_THE EXERCISE_. Reproduce the records below in full and without edits, omitting images.

----------

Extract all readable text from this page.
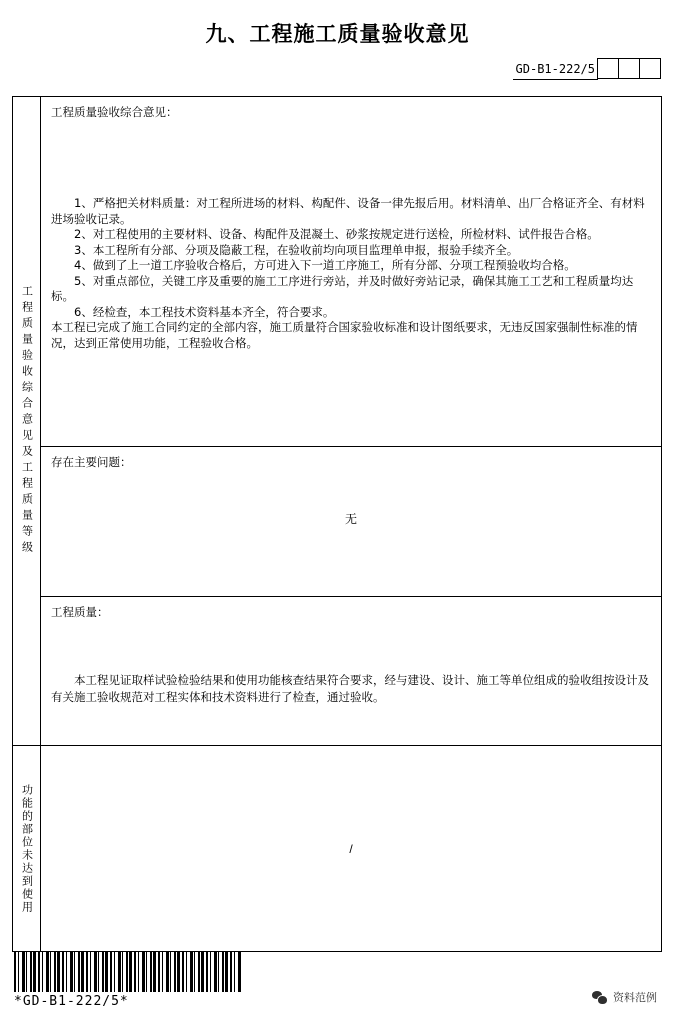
九、工程施工质量验收意见
GD-B1-222/5
工程质量验收综合意见及工程质量等级
工程质量验收综合意见：

1、严格把关材料质量：对工程所进场的材料、构配件、设备一律先报后用。材料清单、出厂合格证齐全、有材料进场验收记录。

2、对工程使用的主要材料、设备、构配件及混凝土、砂浆按规定进行送检，所检材料、试件报告合格。

3、本工程所有分部、分项及隐蔽工程，在验收前均向项目监理单申报，报验手续齐全。

4、做到了上一道工序验收合格后，方可进入下一道工序施工，所有分部、分项工程预验收均合格。

5、对重点部位，关键工序及重要的施工工序进行旁站，并及时做好旁站记录，确保其施工工艺和工程质量均达标。

6、经检查，本工程技术资料基本齐全，符合要求。

本工程已完成了施工合同约定的全部内容，施工质量符合国家验收标准和设计图纸要求，无违反国家强制性标准的情况，达到正常使用功能，工程验收合格。

存在主要问题：
无
工程质量：
本工程见证取样试验检验结果和使用功能核查结果符合要求，经与建设、设计、施工等单位组成的验收组按设计及有关施工验收规范对工程实体和技术资料进行了检查，通过验收。
功能的部位未达到使用	/
*GD-B1-222/5*	资料范例
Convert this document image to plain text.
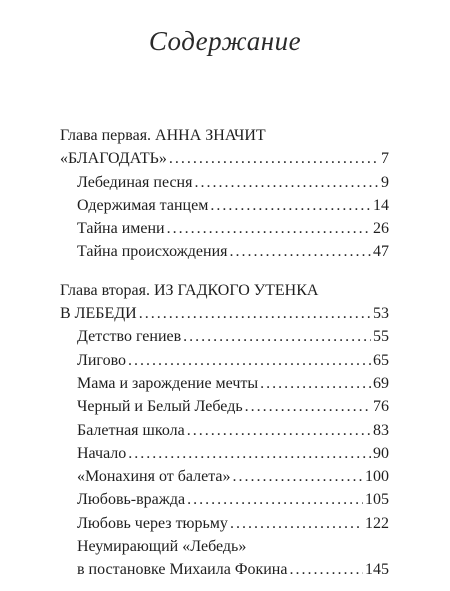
Содержание
Глава первая. АННА ЗНАЧИТ
«БЛАГОДАТЬ» .....	7
Лебединая песня .....	9
Одержимая танцем .....	14
Тайна имени .....	26
Тайна происхождения .....	47
Глава вторая. ИЗ ГАДКОГО УТЕНКА
В ЛЕБЕДИ .....	53
Детство гениев .....	55
Лигово .....	65
Мама и зарождение мечты .....	69
Черный и Белый Лебедь .....	76
Балетная школа .....	83
Начало .....	90
«Монахиня от балета» .....	100
Любовь-вражда .....	105
Любовь через тюрьму .....	122
Неумирающий «Лебедь»
в постановке Михаила Фокина .....	145
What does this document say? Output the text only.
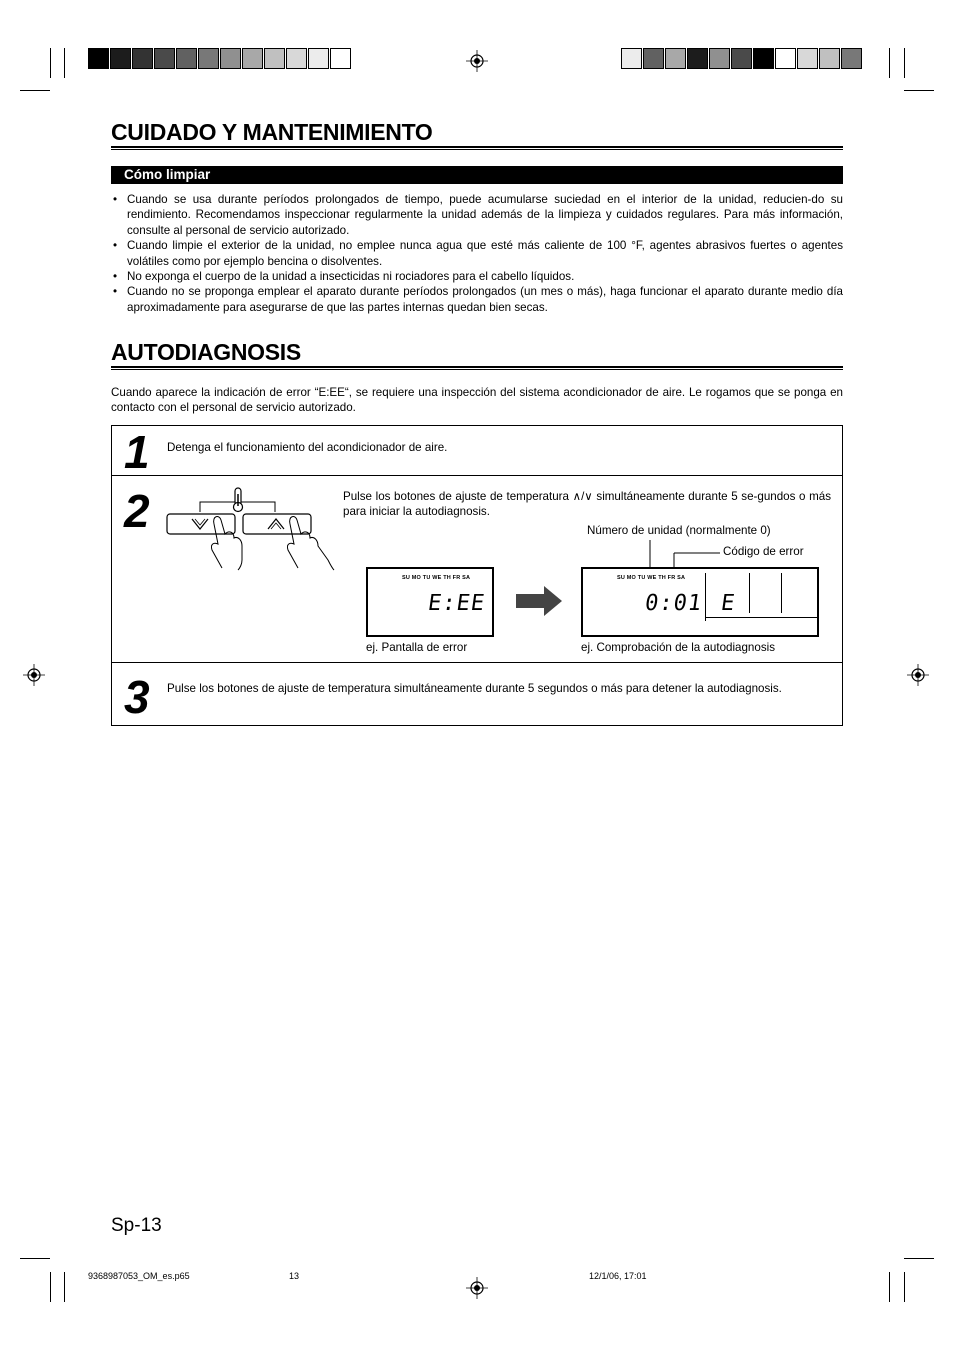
CUIDADO Y MANTENIMIENTO
Cómo limpiar
• Cuando se usa durante períodos prolongados de tiempo, puede acumularse suciedad en el interior de la unidad, reducien-do su rendimiento. Recomendamos inspeccionar regularmente la unidad además de la limpieza y cuidados regulares. Para más información, consulte al personal de servicio autorizado.
• Cuando limpie el exterior de la unidad, no emplee nunca agua que esté más caliente de 100 °F, agentes abrasivos fuertes o agentes volátiles como por ejemplo bencina o disolventes.
• No exponga el cuerpo de la unidad a insecticidas ni rociadores para el cabello líquidos.
• Cuando no se proponga emplear el aparato durante períodos prolongados (un mes o más), haga funcionar el aparato durante medio día aproximadamente para asegurarse de que las partes internas quedan bien secas.
AUTODIAGNOSIS
Cuando aparece la indicación de error “E:EE“, se requiere una inspección del sistema acondicionador de aire. Le rogamos que se ponga en contacto con el personal de servicio autorizado.
1 Detenga el funcionamiento del acondicionador de aire.
2	Pulse los botones de ajuste de temperatura ∧/∨ simultáneamente durante 5 se-gundos o más para iniciar la autodiagnosis.
Número de unidad (normalmente 0)
Código de error
SU MO TU WE TH FR SA
E:EE
SU MO TU WE TH FR SA
0:01 E
ej. Pantalla de error	ej. Comprobación de la autodiagnosis
3 Pulse los botones de ajuste de temperatura simultáneamente durante 5 segundos o más para detener la autodiagnosis.
Sp-13
9368987053_OM_es.p65	13	12/1/06, 17:01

----------

_FINISHED EXERCISE_.
Extract all readable text from this page.
九、工程施工质量验收意见
GD-B1-222/5
工程质量验收综合意见及工程质量等级
工程质量验收综合意见：

1、严格把关材料质量：对工程所进场的材料、构配件、设备一律先报后用。材料清单、出厂合格证齐全、有材料进场验收记录。

2、对工程使用的主要材料、设备、构配件及混凝土、砂浆按规定进行送检，所检材料、试件报告合格。

3、本工程所有分部、分项及隐蔽工程，在验收前均向项目监理单申报，报验手续齐全。

4、做到了上一道工序验收合格后，方可进入下一道工序施工，所有分部、分项工程预验收均合格。

5、对重点部位，关键工序及重要的施工工序进行旁站，并及时做好旁站记录，确保其施工工艺和工程质量均达标。

6、经检查，本工程技术资料基本齐全，符合要求。

本工程已完成了施工合同约定的全部内容，施工质量符合国家验收标准和设计图纸要求，无违反国家强制性标准的情况，达到正常使用功能，工程验收合格。

存在主要问题：
无
工程质量：
本工程见证取样试验检验结果和使用功能核查结果符合要求，经与建设、设计、施工等单位组成的验收组按设计及有关施工验收规范对工程实体和技术资料进行了检查，通过验收。
功能的部位未达到使用	/
*GD-B1-222/5*	资料范例
Convert this document image to plain text.
Содержание
Глава первая. АННА ЗНАЧИТ
«БЛАГОДАТЬ» .....	7
Лебединая песня .....	9
Одержимая танцем .....	14
Тайна имени .....	26
Тайна происхождения .....	47
Глава вторая. ИЗ ГАДКОГО УТЕНКА
В ЛЕБЕДИ .....	53
Детство гениев .....	55
Лигово .....	65
Мама и зарождение мечты .....	69
Черный и Белый Лебедь .....	76
Балетная школа .....	83
Начало .....	90
«Монахиня от балета» .....	100
Любовь-вражда .....	105
Любовь через тюрьму .....	122
Неумирающий «Лебедь»
в постановке Михаила Фокина .....	145
What does this document say? Output the text only.
CUIDADO Y MANTENIMIENTO
Cómo limpiar
• Cuando se usa durante períodos prolongados de tiempo, puede acumularse suciedad en el interior de la unidad, reducien-do su rendimiento. Recomendamos inspeccionar regularmente la unidad además de la limpieza y cuidados regulares. Para más información, consulte al personal de servicio autorizado.
• Cuando limpie el exterior de la unidad, no emplee nunca agua que esté más caliente de 100 °F, agentes abrasivos fuertes o agentes volátiles como por ejemplo bencina o disolventes.
• No exponga el cuerpo de la unidad a insecticidas ni rociadores para el cabello líquidos.
• Cuando no se proponga emplear el aparato durante períodos prolongados (un mes o más), haga funcionar el aparato durante medio día aproximadamente para asegurarse de que las partes internas quedan bien secas.
AUTODIAGNOSIS
Cuando aparece la indicación de error “E:EE“, se requiere una inspección del sistema acondicionador de aire. Le rogamos que se ponga en contacto con el personal de servicio autorizado.
1 Detenga el funcionamiento del acondicionador de aire.
2	Pulse los botones de ajuste de temperatura ∧/∨ simultáneamente durante 5 se-gundos o más para iniciar la autodiagnosis.
Número de unidad (normalmente 0)
Código de error
SU MO TU WE TH FR SA
E:EE
SU MO TU WE TH FR SA
0:01 E
ej. Pantalla de error	ej. Comprobación de la autodiagnosis
3 Pulse los botones de ajuste de temperatura simultáneamente durante 5 segundos o más para detener la autodiagnosis.
Sp-13
9368987053_OM_es.p65	13	12/1/06, 17:01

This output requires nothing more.